WRITTEN TASK => Reproduce the records below in full and exactly, without their images.

EXTRACTED ENTRIES =>
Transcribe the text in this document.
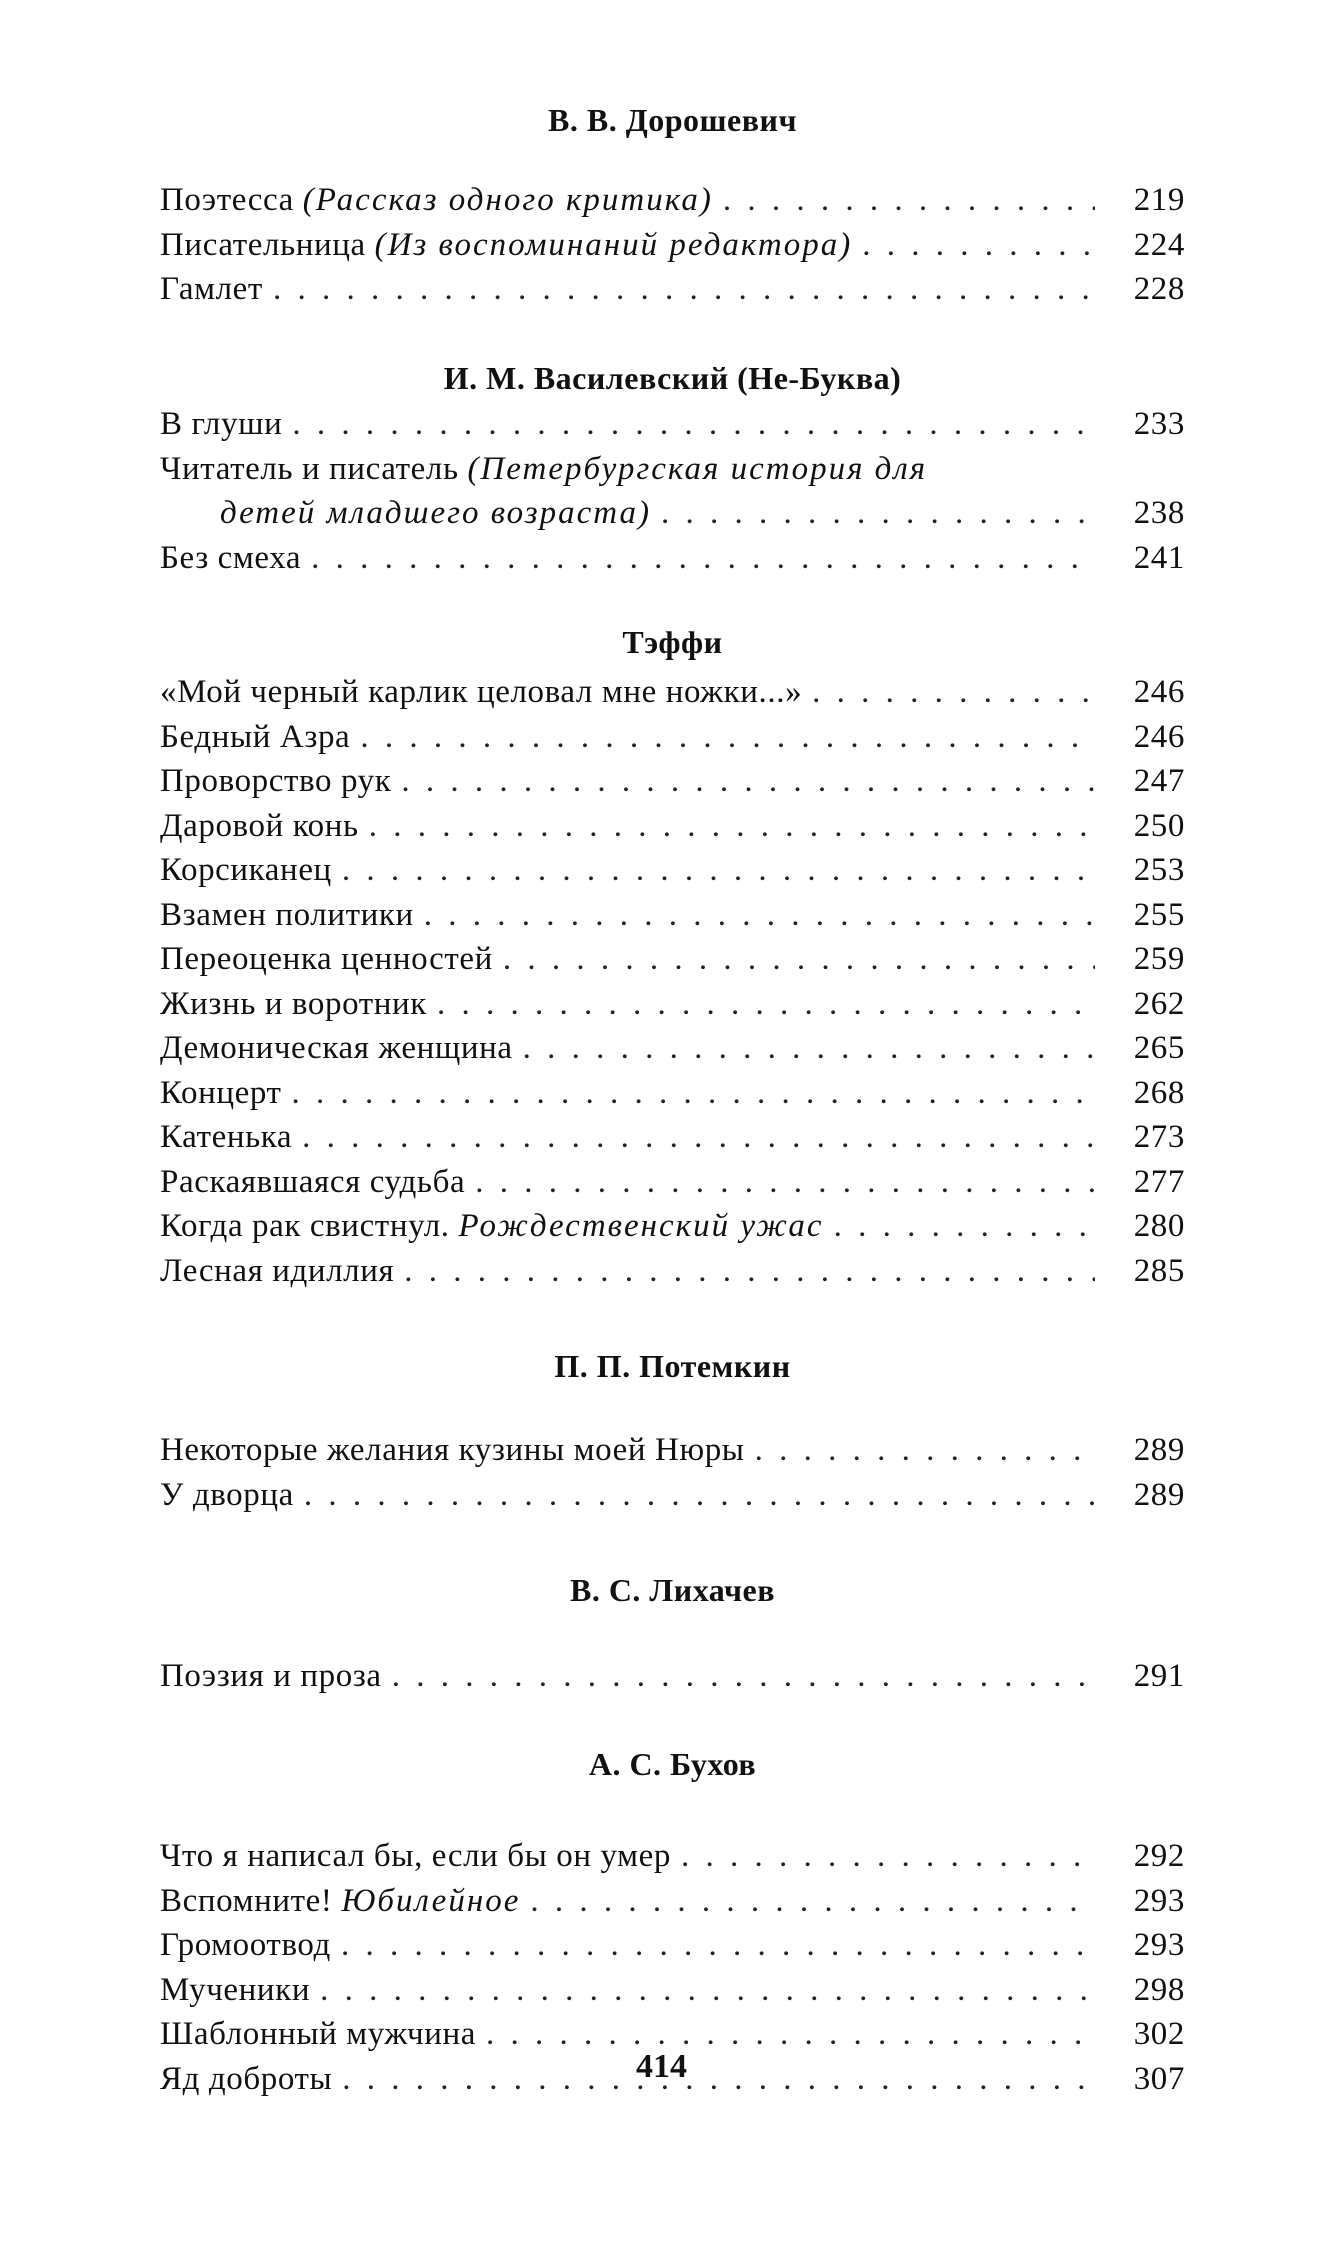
В. В. Дорошевич
Поэтесса (Рассказ одного критика) . . .	219
Писательница (Из воспоминаний редактора) . . .	224
Гамлет . . .	228
И. М. Василевский (Не-Буква)
В глуши . . .	233
Читатель и писатель (Петербургская история для
детей младшего возраста) . . .	238
Без смеха . . .	241
Тэффи
«Мой черный карлик целовал мне ножки...» . . .	246
Бедный Азра . . .	246
Проворство рук . . .	247
Даровой конь . . .	250
Корсиканец . . .	253
Взамен политики . . .	255
Переоценка ценностей . . .	259
Жизнь и воротник . . .	262
Демоническая женщина . . .	265
Концерт . . .	268
Катенька . . .	273
Раскаявшаяся судьба . . .	277
Когда рак свистнул. Рождественский ужас . . .	280
Лесная идиллия . . .	285
П. П. Потемкин
Некоторые желания кузины моей Нюры . . .	289
У дворца . . .	289
В. С. Лихачев
Поэзия и проза . . .	291
А. С. Бухов
Что я написал бы, если бы он умер . . .	292
Вспомните! Юбилейное . . .	293
Громоотвод . . .	293
Мученики . . .	298
Шаблонный мужчина . . .	302
Яд доброты . . .	307
414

SOLUTION TO THE PROBLEM =>
Transcribe the text in this document.
В. В. Дорошевич
Поэтесса (Рассказ одного критика) . . .	219
Писательница (Из воспоминаний редактора) . . .	224
Гамлет . . .	228
И. М. Василевский (Не-Буква)
В глуши . . .	233
Читатель и писатель (Петербургская история для
детей младшего возраста) . . .	238
Без смеха . . .	241
Тэффи
«Мой черный карлик целовал мне ножки...» . . .	246
Бедный Азра . . .	246
Проворство рук . . .	247
Даровой конь . . .	250
Корсиканец . . .	253
Взамен политики . . .	255
Переоценка ценностей . . .	259
Жизнь и воротник . . .	262
Демоническая женщина . . .	265
Концерт . . .	268
Катенька . . .	273
Раскаявшаяся судьба . . .	277
Когда рак свистнул. Рождественский ужас . . .	280
Лесная идиллия . . .	285
П. П. Потемкин
Некоторые желания кузины моей Нюры . . .	289
У дворца . . .	289
В. С. Лихачев
Поэзия и проза . . .	291
А. С. Бухов
Что я написал бы, если бы он умер . . .	292
Вспомните! Юбилейное . . .	293
Громоотвод . . .	293
Мученики . . .	298
Шаблонный мужчина . . .	302
Яд доброты . . .	307
414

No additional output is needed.